### Task directions:
Count how many lines hold the string "this". Give that number alone.

### Entries shown:
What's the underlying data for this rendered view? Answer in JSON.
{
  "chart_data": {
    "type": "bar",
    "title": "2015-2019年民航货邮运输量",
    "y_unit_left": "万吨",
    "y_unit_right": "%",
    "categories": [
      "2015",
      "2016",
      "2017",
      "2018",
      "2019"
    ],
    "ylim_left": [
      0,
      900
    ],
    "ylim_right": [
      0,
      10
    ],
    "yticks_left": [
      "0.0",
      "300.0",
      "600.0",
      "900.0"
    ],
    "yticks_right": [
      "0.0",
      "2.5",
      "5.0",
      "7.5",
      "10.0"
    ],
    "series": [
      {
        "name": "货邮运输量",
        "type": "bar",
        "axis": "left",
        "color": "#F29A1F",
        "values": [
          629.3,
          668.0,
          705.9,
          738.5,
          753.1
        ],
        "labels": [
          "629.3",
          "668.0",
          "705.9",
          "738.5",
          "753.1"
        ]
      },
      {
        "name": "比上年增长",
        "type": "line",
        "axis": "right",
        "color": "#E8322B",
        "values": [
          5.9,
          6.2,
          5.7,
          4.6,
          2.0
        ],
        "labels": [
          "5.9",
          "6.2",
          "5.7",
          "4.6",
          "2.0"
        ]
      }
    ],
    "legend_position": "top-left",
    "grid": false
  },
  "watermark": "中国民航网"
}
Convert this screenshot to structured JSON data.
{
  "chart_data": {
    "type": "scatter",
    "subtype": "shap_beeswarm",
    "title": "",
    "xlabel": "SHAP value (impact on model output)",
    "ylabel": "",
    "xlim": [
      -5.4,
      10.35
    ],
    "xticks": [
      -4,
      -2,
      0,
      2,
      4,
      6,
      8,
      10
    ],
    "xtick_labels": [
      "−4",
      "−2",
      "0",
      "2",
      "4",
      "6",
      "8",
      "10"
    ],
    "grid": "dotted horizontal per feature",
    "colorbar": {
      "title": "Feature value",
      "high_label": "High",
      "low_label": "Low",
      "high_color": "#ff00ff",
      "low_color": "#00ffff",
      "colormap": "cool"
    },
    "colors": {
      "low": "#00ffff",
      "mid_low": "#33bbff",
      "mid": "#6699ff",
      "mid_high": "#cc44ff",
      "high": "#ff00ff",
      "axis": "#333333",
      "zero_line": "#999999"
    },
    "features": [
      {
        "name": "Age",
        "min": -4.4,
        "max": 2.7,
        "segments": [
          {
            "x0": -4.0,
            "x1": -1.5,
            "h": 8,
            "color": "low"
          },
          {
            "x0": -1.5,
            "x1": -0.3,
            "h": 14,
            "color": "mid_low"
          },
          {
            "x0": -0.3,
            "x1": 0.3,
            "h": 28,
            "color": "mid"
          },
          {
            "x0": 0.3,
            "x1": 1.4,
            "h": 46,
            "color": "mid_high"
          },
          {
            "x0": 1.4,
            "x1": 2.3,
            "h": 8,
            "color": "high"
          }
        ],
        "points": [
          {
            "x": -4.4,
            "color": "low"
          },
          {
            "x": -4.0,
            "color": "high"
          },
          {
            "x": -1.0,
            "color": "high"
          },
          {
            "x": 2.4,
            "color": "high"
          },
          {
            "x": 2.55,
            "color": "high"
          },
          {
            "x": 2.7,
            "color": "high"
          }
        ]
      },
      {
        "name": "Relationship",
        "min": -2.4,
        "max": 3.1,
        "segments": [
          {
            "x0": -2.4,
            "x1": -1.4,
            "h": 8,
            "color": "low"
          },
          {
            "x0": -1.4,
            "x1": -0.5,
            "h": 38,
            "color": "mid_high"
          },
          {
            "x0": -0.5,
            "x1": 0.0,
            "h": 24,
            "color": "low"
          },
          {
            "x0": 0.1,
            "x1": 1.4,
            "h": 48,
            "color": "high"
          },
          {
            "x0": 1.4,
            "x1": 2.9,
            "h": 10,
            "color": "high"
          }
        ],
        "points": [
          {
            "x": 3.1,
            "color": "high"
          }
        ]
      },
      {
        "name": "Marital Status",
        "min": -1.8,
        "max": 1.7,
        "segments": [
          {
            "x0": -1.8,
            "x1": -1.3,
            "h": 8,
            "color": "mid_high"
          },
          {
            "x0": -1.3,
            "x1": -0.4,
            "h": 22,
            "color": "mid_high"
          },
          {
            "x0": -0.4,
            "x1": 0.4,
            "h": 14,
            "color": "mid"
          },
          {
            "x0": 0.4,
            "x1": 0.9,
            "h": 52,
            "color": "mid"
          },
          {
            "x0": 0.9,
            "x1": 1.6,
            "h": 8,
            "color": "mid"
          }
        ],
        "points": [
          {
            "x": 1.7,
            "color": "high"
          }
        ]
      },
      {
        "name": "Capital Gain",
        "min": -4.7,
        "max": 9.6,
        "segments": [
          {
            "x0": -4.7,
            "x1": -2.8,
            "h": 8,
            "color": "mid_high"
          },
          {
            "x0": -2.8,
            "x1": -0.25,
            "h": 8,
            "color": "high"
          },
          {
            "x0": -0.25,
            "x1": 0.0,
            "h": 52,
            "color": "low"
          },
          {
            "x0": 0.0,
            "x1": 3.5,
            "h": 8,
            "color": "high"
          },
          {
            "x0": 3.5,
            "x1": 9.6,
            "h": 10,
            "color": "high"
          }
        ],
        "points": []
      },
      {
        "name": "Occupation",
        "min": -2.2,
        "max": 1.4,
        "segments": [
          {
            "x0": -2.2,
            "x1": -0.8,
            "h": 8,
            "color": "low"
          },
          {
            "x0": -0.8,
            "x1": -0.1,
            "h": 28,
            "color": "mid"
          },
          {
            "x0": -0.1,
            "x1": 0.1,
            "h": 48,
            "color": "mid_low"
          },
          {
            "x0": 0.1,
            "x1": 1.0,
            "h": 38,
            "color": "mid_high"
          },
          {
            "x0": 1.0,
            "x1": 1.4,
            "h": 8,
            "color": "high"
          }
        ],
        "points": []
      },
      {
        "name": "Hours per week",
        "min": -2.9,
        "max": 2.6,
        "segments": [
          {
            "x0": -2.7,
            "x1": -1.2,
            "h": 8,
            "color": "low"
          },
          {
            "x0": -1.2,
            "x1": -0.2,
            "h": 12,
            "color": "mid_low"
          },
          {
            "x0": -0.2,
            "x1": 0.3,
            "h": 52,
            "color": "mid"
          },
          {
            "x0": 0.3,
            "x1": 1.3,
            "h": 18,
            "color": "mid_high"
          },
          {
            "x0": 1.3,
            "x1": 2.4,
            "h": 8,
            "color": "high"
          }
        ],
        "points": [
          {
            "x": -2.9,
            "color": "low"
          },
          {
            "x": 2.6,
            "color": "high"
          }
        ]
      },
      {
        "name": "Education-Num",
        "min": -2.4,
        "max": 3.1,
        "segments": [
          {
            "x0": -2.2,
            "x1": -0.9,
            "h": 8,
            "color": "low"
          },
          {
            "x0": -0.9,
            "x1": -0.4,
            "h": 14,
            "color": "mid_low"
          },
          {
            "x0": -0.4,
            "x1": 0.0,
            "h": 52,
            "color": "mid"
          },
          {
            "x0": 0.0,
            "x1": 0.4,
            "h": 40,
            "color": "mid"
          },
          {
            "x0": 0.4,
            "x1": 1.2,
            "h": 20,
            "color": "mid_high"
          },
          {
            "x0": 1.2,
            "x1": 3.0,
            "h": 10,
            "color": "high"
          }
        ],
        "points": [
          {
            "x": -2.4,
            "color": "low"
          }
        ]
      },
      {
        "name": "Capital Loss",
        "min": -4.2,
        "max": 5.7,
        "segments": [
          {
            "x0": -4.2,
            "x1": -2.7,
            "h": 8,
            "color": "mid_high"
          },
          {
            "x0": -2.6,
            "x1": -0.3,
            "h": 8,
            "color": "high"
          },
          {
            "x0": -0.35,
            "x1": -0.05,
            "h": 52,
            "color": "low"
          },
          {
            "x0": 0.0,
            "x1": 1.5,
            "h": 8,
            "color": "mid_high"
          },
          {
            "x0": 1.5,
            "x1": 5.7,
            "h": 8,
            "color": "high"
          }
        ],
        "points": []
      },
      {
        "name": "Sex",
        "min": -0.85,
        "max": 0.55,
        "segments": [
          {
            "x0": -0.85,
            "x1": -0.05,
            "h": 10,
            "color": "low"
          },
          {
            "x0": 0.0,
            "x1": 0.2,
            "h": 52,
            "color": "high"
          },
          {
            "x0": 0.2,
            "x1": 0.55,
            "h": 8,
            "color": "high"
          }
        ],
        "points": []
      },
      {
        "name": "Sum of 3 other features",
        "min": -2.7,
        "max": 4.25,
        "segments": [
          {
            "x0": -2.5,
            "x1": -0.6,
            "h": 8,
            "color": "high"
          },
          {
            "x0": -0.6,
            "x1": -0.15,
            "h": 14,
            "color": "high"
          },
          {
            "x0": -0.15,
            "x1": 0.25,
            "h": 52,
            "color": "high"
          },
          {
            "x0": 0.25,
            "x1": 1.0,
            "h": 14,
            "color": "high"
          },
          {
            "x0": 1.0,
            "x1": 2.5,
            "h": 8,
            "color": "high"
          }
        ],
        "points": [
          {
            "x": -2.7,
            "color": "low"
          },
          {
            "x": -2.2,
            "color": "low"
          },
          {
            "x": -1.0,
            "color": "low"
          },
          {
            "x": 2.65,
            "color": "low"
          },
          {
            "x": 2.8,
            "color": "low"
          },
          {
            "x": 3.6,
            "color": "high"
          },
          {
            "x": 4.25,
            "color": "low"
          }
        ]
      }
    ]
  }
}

### Response to the exercise:
2